What you have to do:
Please reproduce every one of the lines below verbatim, changing nothing.

Entries of boxed elements:
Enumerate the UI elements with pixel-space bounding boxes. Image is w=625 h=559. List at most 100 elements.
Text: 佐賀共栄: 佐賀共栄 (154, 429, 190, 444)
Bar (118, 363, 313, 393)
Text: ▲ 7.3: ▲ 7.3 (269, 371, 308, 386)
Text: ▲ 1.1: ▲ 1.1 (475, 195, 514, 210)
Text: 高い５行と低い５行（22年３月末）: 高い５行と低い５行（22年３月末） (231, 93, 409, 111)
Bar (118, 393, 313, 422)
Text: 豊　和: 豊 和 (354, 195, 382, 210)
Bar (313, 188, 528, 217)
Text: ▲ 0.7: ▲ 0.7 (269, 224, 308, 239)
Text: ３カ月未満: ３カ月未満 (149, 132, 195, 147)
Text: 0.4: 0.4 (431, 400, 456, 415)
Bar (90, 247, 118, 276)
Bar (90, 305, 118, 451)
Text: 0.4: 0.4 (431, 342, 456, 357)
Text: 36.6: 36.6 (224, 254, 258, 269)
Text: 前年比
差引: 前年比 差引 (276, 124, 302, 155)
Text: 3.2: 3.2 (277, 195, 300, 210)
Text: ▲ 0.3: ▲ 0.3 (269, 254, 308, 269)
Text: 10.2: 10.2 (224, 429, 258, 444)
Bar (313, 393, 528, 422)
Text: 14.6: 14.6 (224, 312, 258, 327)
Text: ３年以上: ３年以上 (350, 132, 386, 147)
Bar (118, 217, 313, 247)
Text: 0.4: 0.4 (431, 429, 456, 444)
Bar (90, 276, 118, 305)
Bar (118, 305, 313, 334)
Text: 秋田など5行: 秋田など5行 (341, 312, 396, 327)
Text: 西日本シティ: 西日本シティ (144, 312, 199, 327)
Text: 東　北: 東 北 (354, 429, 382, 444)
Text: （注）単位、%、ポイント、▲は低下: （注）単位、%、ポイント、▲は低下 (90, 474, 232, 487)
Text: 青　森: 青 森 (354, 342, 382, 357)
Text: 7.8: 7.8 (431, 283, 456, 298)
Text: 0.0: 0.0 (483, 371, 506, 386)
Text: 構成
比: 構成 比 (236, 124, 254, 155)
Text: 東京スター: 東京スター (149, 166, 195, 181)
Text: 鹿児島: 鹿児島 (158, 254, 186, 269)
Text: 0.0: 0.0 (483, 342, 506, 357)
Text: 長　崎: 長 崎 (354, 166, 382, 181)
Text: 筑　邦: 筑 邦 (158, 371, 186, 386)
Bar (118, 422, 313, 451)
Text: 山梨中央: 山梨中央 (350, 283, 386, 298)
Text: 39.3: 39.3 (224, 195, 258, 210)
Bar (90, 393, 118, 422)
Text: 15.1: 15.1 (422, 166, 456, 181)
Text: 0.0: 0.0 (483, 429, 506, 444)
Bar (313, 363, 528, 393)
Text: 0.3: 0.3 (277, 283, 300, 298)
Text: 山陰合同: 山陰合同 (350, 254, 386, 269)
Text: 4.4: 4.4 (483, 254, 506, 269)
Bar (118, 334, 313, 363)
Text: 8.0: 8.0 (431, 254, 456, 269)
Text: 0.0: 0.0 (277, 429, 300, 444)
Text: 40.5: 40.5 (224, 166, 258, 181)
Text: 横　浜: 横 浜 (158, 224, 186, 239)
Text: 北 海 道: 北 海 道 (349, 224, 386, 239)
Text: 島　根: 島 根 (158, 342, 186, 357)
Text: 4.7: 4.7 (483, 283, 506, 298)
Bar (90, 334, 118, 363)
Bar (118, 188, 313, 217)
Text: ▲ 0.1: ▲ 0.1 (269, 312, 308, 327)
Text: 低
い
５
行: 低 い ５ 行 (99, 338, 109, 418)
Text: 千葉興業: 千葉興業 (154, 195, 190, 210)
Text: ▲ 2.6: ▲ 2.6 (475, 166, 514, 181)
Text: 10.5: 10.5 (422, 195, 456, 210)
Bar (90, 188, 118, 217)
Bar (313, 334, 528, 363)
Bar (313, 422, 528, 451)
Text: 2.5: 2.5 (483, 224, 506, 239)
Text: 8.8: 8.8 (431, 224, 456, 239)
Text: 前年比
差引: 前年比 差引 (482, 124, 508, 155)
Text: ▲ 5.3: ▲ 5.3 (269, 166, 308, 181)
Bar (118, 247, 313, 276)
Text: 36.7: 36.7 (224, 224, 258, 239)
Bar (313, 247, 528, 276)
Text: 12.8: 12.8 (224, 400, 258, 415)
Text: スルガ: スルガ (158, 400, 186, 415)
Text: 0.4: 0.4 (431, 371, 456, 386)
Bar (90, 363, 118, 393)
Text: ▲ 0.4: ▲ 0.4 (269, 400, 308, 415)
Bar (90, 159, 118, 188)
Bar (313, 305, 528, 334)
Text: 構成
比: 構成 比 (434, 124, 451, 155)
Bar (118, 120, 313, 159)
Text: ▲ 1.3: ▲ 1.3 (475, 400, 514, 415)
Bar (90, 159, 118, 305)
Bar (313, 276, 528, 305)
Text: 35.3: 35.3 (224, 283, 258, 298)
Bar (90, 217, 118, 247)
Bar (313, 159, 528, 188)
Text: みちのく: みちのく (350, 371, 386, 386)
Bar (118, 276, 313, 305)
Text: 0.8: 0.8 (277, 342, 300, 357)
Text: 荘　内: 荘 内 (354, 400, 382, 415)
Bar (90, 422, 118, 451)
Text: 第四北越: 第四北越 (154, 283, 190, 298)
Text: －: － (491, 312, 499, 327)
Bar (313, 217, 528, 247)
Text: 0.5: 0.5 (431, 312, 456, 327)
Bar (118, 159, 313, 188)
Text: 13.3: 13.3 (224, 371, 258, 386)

Exercise output:
Enumerate the UI elements with pixel-space bounding boxes. Image is w=625 h=559. List at most 100 elements.
Text: 佐賀共栄: 佐賀共栄 (154, 429, 190, 444)
Bar (118, 363, 313, 393)
Text: ▲ 7.3: ▲ 7.3 (269, 371, 308, 386)
Text: ▲ 1.1: ▲ 1.1 (475, 195, 514, 210)
Text: 高い５行と低い５行（22年３月末）: 高い５行と低い５行（22年３月末） (231, 93, 409, 111)
Bar (118, 393, 313, 422)
Text: 豊　和: 豊 和 (354, 195, 382, 210)
Bar (313, 188, 528, 217)
Text: ▲ 0.7: ▲ 0.7 (269, 224, 308, 239)
Text: ３カ月未満: ３カ月未満 (149, 132, 195, 147)
Text: 0.4: 0.4 (431, 400, 456, 415)
Bar (90, 247, 118, 276)
Bar (90, 305, 118, 451)
Text: 0.4: 0.4 (431, 342, 456, 357)
Text: 36.6: 36.6 (224, 254, 258, 269)
Text: 前年比
差引: 前年比 差引 (276, 124, 302, 155)
Text: 3.2: 3.2 (277, 195, 300, 210)
Text: ▲ 0.3: ▲ 0.3 (269, 254, 308, 269)
Text: 10.2: 10.2 (224, 429, 258, 444)
Bar (313, 393, 528, 422)
Text: 14.6: 14.6 (224, 312, 258, 327)
Text: ３年以上: ３年以上 (350, 132, 386, 147)
Bar (118, 217, 313, 247)
Text: 0.4: 0.4 (431, 429, 456, 444)
Bar (90, 276, 118, 305)
Bar (118, 305, 313, 334)
Text: 秋田など5行: 秋田など5行 (341, 312, 396, 327)
Text: 西日本シティ: 西日本シティ (144, 312, 199, 327)
Text: 東　北: 東 北 (354, 429, 382, 444)
Text: （注）単位、%、ポイント、▲は低下: （注）単位、%、ポイント、▲は低下 (90, 474, 232, 487)
Text: 青　森: 青 森 (354, 342, 382, 357)
Text: 7.8: 7.8 (431, 283, 456, 298)
Text: 0.0: 0.0 (483, 371, 506, 386)
Text: 構成
比: 構成 比 (236, 124, 254, 155)
Text: 東京スター: 東京スター (149, 166, 195, 181)
Text: 鹿児島: 鹿児島 (158, 254, 186, 269)
Text: 0.0: 0.0 (483, 342, 506, 357)
Text: 長　崎: 長 崎 (354, 166, 382, 181)
Text: 筑　邦: 筑 邦 (158, 371, 186, 386)
Bar (118, 422, 313, 451)
Text: 山梨中央: 山梨中央 (350, 283, 386, 298)
Text: 39.3: 39.3 (224, 195, 258, 210)
Bar (90, 393, 118, 422)
Text: 15.1: 15.1 (422, 166, 456, 181)
Text: 0.0: 0.0 (483, 429, 506, 444)
Bar (313, 363, 528, 393)
Text: 0.3: 0.3 (277, 283, 300, 298)
Text: 山陰合同: 山陰合同 (350, 254, 386, 269)
Text: 4.4: 4.4 (483, 254, 506, 269)
Bar (118, 334, 313, 363)
Text: 8.0: 8.0 (431, 254, 456, 269)
Text: 0.0: 0.0 (277, 429, 300, 444)
Text: 40.5: 40.5 (224, 166, 258, 181)
Text: 横　浜: 横 浜 (158, 224, 186, 239)
Text: 北 海 道: 北 海 道 (349, 224, 386, 239)
Text: 島　根: 島 根 (158, 342, 186, 357)
Text: 4.7: 4.7 (483, 283, 506, 298)
Bar (90, 334, 118, 363)
Bar (118, 188, 313, 217)
Text: ▲ 0.1: ▲ 0.1 (269, 312, 308, 327)
Text: 低
い
５
行: 低 い ５ 行 (99, 338, 109, 418)
Text: 千葉興業: 千葉興業 (154, 195, 190, 210)
Text: ▲ 2.6: ▲ 2.6 (475, 166, 514, 181)
Text: 10.5: 10.5 (422, 195, 456, 210)
Bar (90, 188, 118, 217)
Bar (313, 334, 528, 363)
Bar (313, 422, 528, 451)
Text: 2.5: 2.5 (483, 224, 506, 239)
Text: 8.8: 8.8 (431, 224, 456, 239)
Text: 前年比
差引: 前年比 差引 (482, 124, 508, 155)
Text: ▲ 5.3: ▲ 5.3 (269, 166, 308, 181)
Bar (118, 247, 313, 276)
Text: 36.7: 36.7 (224, 224, 258, 239)
Bar (313, 247, 528, 276)
Text: 12.8: 12.8 (224, 400, 258, 415)
Text: スルガ: スルガ (158, 400, 186, 415)
Text: 0.4: 0.4 (431, 371, 456, 386)
Bar (90, 363, 118, 393)
Text: ▲ 0.4: ▲ 0.4 (269, 400, 308, 415)
Bar (90, 159, 118, 188)
Bar (313, 305, 528, 334)
Text: 構成
比: 構成 比 (434, 124, 451, 155)
Bar (118, 120, 313, 159)
Text: ▲ 1.3: ▲ 1.3 (475, 400, 514, 415)
Bar (90, 159, 118, 305)
Bar (313, 276, 528, 305)
Text: 35.3: 35.3 (224, 283, 258, 298)
Bar (90, 217, 118, 247)
Bar (313, 159, 528, 188)
Text: みちのく: みちのく (350, 371, 386, 386)
Bar (118, 276, 313, 305)
Text: 0.8: 0.8 (277, 342, 300, 357)
Text: 荘　内: 荘 内 (354, 400, 382, 415)
Bar (90, 422, 118, 451)
Text: 第四北越: 第四北越 (154, 283, 190, 298)
Text: －: － (491, 312, 499, 327)
Bar (313, 217, 528, 247)
Text: 0.5: 0.5 (431, 312, 456, 327)
Bar (118, 159, 313, 188)
Text: 13.3: 13.3 (224, 371, 258, 386)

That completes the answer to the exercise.